--- Start Material to process ---

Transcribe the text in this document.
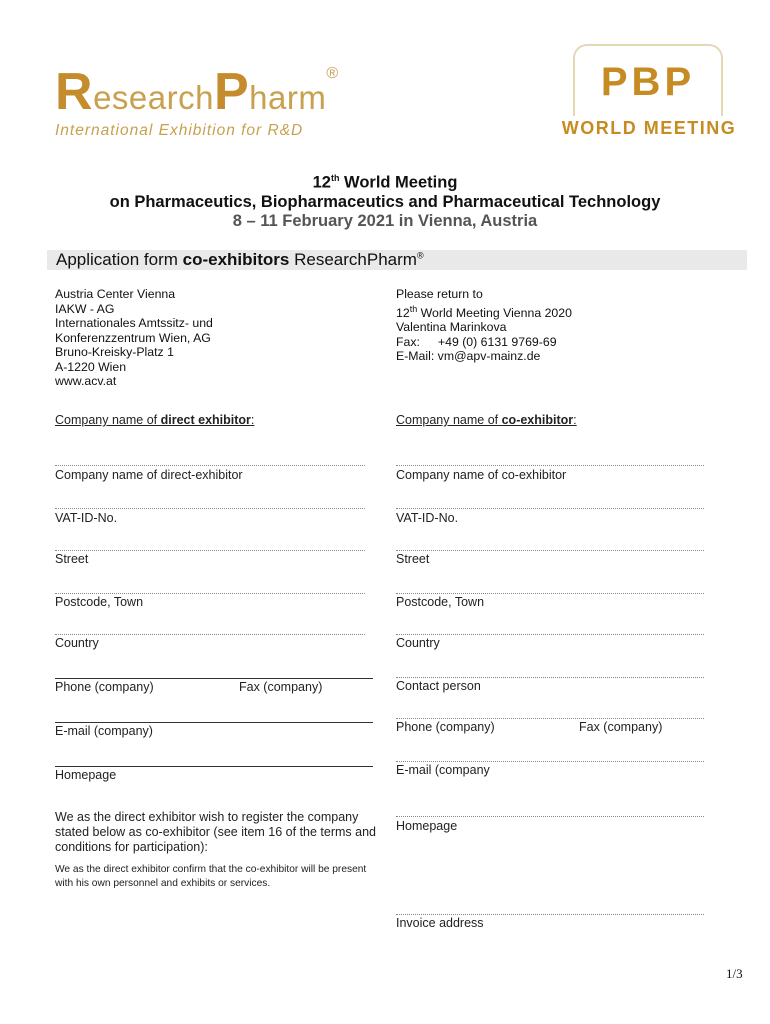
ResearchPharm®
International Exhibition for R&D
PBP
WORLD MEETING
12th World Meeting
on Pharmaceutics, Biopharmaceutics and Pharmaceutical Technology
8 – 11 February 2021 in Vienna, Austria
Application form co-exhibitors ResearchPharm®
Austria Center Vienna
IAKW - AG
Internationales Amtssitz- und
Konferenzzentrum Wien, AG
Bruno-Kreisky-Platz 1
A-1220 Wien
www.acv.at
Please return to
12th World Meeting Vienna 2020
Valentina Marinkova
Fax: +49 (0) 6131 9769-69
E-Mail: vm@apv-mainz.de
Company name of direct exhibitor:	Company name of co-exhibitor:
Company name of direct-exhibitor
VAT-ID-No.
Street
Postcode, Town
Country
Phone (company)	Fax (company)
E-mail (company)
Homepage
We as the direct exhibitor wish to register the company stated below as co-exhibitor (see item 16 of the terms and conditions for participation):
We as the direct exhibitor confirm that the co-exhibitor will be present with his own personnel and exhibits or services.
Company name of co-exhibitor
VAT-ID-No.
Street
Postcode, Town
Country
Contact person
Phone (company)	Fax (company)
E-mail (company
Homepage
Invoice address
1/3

--- End Material to process ---

Given instruction =
Reply with only the number of lines in the entries that contain the word "ResearchPharm".

Result =
2